• [Exercise instructions] Copy every line of the listing exactly.

╔══

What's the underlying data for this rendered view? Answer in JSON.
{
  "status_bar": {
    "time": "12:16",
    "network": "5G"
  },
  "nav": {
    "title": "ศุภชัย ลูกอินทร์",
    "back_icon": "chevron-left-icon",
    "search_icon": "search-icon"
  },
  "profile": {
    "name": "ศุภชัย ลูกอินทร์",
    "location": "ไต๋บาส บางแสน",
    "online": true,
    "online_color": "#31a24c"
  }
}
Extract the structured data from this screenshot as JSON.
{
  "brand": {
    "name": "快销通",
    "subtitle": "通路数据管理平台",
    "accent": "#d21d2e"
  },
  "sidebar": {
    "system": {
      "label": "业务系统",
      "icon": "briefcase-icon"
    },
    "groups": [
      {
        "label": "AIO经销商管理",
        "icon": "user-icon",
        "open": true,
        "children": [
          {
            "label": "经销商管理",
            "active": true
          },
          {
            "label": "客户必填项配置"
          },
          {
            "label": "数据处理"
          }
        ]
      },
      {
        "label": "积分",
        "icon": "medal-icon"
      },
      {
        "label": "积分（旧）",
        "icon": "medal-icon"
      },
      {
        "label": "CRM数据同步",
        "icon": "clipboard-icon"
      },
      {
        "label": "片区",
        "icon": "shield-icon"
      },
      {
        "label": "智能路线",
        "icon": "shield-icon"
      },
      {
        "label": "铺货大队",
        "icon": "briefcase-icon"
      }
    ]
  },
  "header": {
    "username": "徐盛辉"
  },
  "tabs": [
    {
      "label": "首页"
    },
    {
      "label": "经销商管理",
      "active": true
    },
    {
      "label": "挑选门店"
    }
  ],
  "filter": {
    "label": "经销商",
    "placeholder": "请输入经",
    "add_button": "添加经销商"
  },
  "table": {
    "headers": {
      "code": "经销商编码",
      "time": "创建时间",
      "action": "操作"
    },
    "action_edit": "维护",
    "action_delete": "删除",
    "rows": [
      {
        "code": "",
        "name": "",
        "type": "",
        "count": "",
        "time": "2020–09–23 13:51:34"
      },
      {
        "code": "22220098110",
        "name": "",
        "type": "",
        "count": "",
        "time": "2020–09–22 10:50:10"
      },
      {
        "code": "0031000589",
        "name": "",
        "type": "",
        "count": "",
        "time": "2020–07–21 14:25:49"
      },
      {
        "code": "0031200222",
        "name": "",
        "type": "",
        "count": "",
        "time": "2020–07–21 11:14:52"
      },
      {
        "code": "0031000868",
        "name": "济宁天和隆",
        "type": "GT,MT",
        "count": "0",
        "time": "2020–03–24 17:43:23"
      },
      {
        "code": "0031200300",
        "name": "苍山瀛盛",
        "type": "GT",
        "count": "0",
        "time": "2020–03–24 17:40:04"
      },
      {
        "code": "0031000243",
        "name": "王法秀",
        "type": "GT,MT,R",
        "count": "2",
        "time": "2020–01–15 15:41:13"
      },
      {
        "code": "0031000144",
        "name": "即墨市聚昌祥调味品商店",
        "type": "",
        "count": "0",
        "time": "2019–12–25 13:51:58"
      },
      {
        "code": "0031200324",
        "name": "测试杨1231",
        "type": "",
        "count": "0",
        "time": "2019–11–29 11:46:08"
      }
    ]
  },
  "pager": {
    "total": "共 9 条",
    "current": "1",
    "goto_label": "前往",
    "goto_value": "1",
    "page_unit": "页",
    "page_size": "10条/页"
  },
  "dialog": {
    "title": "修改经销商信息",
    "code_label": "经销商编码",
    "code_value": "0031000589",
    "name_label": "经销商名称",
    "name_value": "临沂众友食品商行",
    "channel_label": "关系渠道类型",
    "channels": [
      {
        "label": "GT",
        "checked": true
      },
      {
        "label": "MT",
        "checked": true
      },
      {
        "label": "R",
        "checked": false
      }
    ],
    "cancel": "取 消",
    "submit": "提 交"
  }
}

╚══

• [Answer to this exercise]
What's the underlying data for this rendered view? Answer in JSON.
{
  "status_bar": {
    "time": "12:16",
    "network": "5G"
  },
  "nav": {
    "title": "ศุภชัย ลูกอินทร์",
    "back_icon": "chevron-left-icon",
    "search_icon": "search-icon"
  },
  "profile": {
    "name": "ศุภชัย ลูกอินทร์",
    "location": "ไต๋บาส บางแสน",
    "online": true,
    "online_color": "#31a24c"
  }
}
Extract the structured data from this screenshot as JSON.
{
  "brand": {
    "name": "快销通",
    "subtitle": "通路数据管理平台",
    "accent": "#d21d2e"
  },
  "sidebar": {
    "system": {
      "label": "业务系统",
      "icon": "briefcase-icon"
    },
    "groups": [
      {
        "label": "AIO经销商管理",
        "icon": "user-icon",
        "open": true,
        "children": [
          {
            "label": "经销商管理",
            "active": true
          },
          {
            "label": "客户必填项配置"
          },
          {
            "label": "数据处理"
          }
        ]
      },
      {
        "label": "积分",
        "icon": "medal-icon"
      },
      {
        "label": "积分（旧）",
        "icon": "medal-icon"
      },
      {
        "label": "CRM数据同步",
        "icon": "clipboard-icon"
      },
      {
        "label": "片区",
        "icon": "shield-icon"
      },
      {
        "label": "智能路线",
        "icon": "shield-icon"
      },
      {
        "label": "铺货大队",
        "icon": "briefcase-icon"
      }
    ]
  },
  "header": {
    "username": "徐盛辉"
  },
  "tabs": [
    {
      "label": "首页"
    },
    {
      "label": "经销商管理",
      "active": true
    },
    {
      "label": "挑选门店"
    }
  ],
  "filter": {
    "label": "经销商",
    "placeholder": "请输入经",
    "add_button": "添加经销商"
  },
  "table": {
    "headers": {
      "code": "经销商编码",
      "time": "创建时间",
      "action": "操作"
    },
    "action_edit": "维护",
    "action_delete": "删除",
    "rows": [
      {
        "code": "",
        "name": "",
        "type": "",
        "count": "",
        "time": "2020–09–23 13:51:34"
      },
      {
        "code": "22220098110",
        "name": "",
        "type": "",
        "count": "",
        "time": "2020–09–22 10:50:10"
      },
      {
        "code": "0031000589",
        "name": "",
        "type": "",
        "count": "",
        "time": "2020–07–21 14:25:49"
      },
      {
        "code": "0031200222",
        "name": "",
        "type": "",
        "count": "",
        "time": "2020–07–21 11:14:52"
      },
      {
        "code": "0031000868",
        "name": "济宁天和隆",
        "type": "GT,MT",
        "count": "0",
        "time": "2020–03–24 17:43:23"
      },
      {
        "code": "0031200300",
        "name": "苍山瀛盛",
        "type": "GT",
        "count": "0",
        "time": "2020–03–24 17:40:04"
      },
      {
        "code": "0031000243",
        "name": "王法秀",
        "type": "GT,MT,R",
        "count": "2",
        "time": "2020–01–15 15:41:13"
      },
      {
        "code": "0031000144",
        "name": "即墨市聚昌祥调味品商店",
        "type": "",
        "count": "0",
        "time": "2019–12–25 13:51:58"
      },
      {
        "code": "0031200324",
        "name": "测试杨1231",
        "type": "",
        "count": "0",
        "time": "2019–11–29 11:46:08"
      }
    ]
  },
  "pager": {
    "total": "共 9 条",
    "current": "1",
    "goto_label": "前往",
    "goto_value": "1",
    "page_unit": "页",
    "page_size": "10条/页"
  },
  "dialog": {
    "title": "修改经销商信息",
    "code_label": "经销商编码",
    "code_value": "0031000589",
    "name_label": "经销商名称",
    "name_value": "临沂众友食品商行",
    "channel_label": "关系渠道类型",
    "channels": [
      {
        "label": "GT",
        "checked": true
      },
      {
        "label": "MT",
        "checked": true
      },
      {
        "label": "R",
        "checked": false
      }
    ],
    "cancel": "取 消",
    "submit": "提 交"
  }
}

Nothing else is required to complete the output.